[Records that describe figures]
========
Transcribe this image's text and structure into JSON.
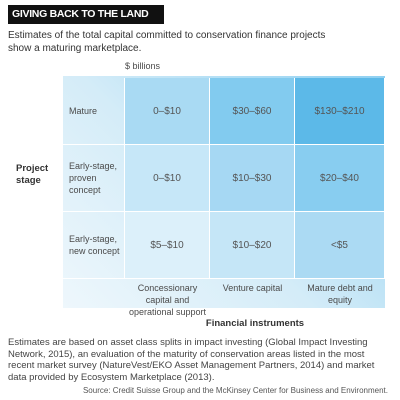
{
  "header": {
    "title": "GIVING BACK TO THE LAND",
    "subtitle": "Estimates of the total capital committed to conservation finance projects show a maturing marketplace."
  },
  "grid": {
    "unit": "$ billions",
    "row_axis_label": "Project stage",
    "column_axis_label": "Financial instruments",
    "columns": [
      "Concessionary capital and operational support",
      "Venture capital",
      "Mature debt and equity"
    ],
    "rows": [
      {
        "label": "Mature",
        "cells": [
          "0–$10",
          "$30–$60",
          "$130–$210"
        ]
      },
      {
        "label": "Early-stage, proven concept",
        "cells": [
          "0–$10",
          "$10–$30",
          "$20–$40"
        ]
      },
      {
        "label": "Early-stage, new concept",
        "cells": [
          "$5–$10",
          "$10–$20",
          "<$5"
        ]
      }
    ]
  },
  "footer": {
    "note": "Estimates are based on asset class splits in impact investing (Global Impact Investing Network, 2015), an evaluation of the maturity of conservation areas listed in the most recent market survey (NatureVest/EKO Asset Management Partners, 2014) and market data provided by Ecosystem Marketplace (2013).",
    "source": "Source: Credit Suisse Group and the McKinsey Center for Business and Environment."
  }
}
========
**SET EXERCISE:** Leave out the pictures and output the rest of the material exactly as written.

**RESULT OF THE EXERCISE:**
Transcribe this image's text and structure into JSON.
{
  "header": {
    "title": "GIVING BACK TO THE LAND",
    "subtitle": "Estimates of the total capital committed to conservation finance projects show a maturing marketplace."
  },
  "grid": {
    "unit": "$ billions",
    "row_axis_label": "Project stage",
    "column_axis_label": "Financial instruments",
    "columns": [
      "Concessionary capital and operational support",
      "Venture capital",
      "Mature debt and equity"
    ],
    "rows": [
      {
        "label": "Mature",
        "cells": [
          "0–$10",
          "$30–$60",
          "$130–$210"
        ]
      },
      {
        "label": "Early-stage, proven concept",
        "cells": [
          "0–$10",
          "$10–$30",
          "$20–$40"
        ]
      },
      {
        "label": "Early-stage, new concept",
        "cells": [
          "$5–$10",
          "$10–$20",
          "<$5"
        ]
      }
    ]
  },
  "footer": {
    "note": "Estimates are based on asset class splits in impact investing (Global Impact Investing Network, 2015), an evaluation of the maturity of conservation areas listed in the most recent market survey (NatureVest/EKO Asset Management Partners, 2014) and market data provided by Ecosystem Marketplace (2013).",
    "source": "Source: Credit Suisse Group and the McKinsey Center for Business and Environment."
  }
}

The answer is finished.